(Input for this task)

## START

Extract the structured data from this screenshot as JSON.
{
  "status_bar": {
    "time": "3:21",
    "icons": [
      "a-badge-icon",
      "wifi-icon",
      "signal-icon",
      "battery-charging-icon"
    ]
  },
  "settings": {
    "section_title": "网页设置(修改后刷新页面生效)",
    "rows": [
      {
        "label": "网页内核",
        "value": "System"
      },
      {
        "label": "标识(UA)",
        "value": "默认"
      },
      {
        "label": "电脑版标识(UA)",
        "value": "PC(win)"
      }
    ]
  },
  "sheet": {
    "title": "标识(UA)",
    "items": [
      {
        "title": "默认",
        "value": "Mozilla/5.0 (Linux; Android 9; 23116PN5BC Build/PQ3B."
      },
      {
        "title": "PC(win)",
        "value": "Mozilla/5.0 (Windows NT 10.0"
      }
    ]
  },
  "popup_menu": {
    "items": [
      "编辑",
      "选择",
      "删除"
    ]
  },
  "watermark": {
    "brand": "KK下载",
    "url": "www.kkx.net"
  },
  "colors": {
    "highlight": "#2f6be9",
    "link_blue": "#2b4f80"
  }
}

## END

(Task directions) Copy all lines of the material above where the string "label" occurs.

(Complete output)
        "label": "网页内核",
        "label": "标识(UA)",
        "label": "电脑版标识(UA)",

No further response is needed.